Belge:
------------------------------------

Bakmak Ve Tesettür

Giyinmekten maksat öncelikle “örtünmek içindir” demiştik.  Burada “kime karşı” sorusu gündeme gelir.  Bizde açılması, gösterilmesi ve bakılması yabancılara veya herkese haram olan yerlere (organlara) avret denir.  Bu da kadın ve erkeğe göre değişir.  

 

1- Erkeğin erkeğe ve karısından başka kadınlara karşı avret yerleri göbeği ile diz kapağı arasında kalan bölgelerdir.  Hanefîlere göre göbek avrete dahil olmayıp diz kapakları dahildir.  Şafiîler ise aksi görüştedir.  Dizkapakların yukarısı cumhûra göre avrettir.  

 

2- Kadının müslüman kadınlar ile mahrem, yani kendileriyle evlenmesi devamlı yasak (haram) olan akraba ve yakınlarına karşı avret yeri, hanefîlere ve şafiîlere göre -erkeğin erkeğe karşı olan- avret yeri ölçüsündedir.  

 

3- Kadının yabancı erkekler ile müslüman olmayan kadınlar karşısında avret yeri, yüzü, elleri (cumhûra göre içi) ve hanefîlerde bir rivâyete göre ayakları müstesnâ olmak üzere bütün bedenidir.  

 

4- Câriyenin yabancı erkekler karşısında avret yeri cumhûra göre göbeği ile dizkapağı arasıdır.  (Erkeğin erkeğe karşı avreti gibidir. ) Bu görüşün Peygamberimiz (s. a. v. )'e dayanan (merfu hadis şeklinde) bir delili yoktur.  Hz.  Ömer'in kavli ile ihtiyâca dayandırılmıştır.  

 

Zâhirîlere göre bu bakımdan cariye ile hür kadın arasında fark yoktur, cariyenin de (el, yüz, ayak müstesnâ) bütün vücudu avrettir.  Çünkü bu ikisini ayırmak için naklî ve sağlam delil gerekir; bu ise yoktur.  

 

5- Karı-kocanın birbirine karşı avreti yoktur. Ancak edebi unutmamak gerekir.

 

Avrete bakmayı meneden hadise göre yukarıda açıklanan yerlere şehvetli veya şehvetsiz bakmak ve bunları açmak haramdır.  Avret yerleri ancak kimsenin görmediği yerde (tuvalet ve banyo) ve cimâ esnasında açılabilir.  Bazı durumlarda zarûret miktarını aşmamak üzere doktor, ebe, sünnetçi, şahid ve hâkim karşısında da açılabilir.

------------------------------------

Toplanan Malzeme:
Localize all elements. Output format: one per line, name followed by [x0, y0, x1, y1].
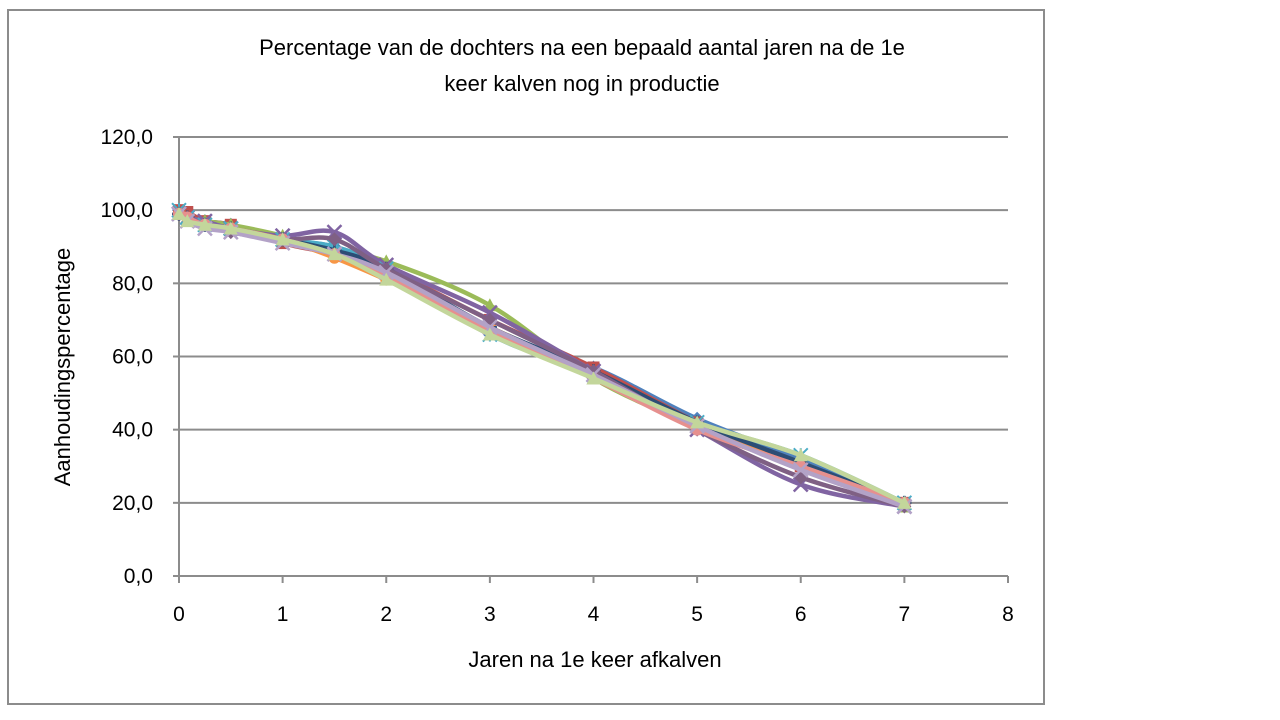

------------------------------------

Görev Tanımı: Belgeye göre Hanefîler, erkeğin avret yeri konusunda göbek ve diz kapakları hakkında ne görüştedir? Bu iş için malzemeye başvurmak gerekmez.

Çözüm: Hanefîlere göre göbek avrete dahil değildir, diz kapakları ise dahildir.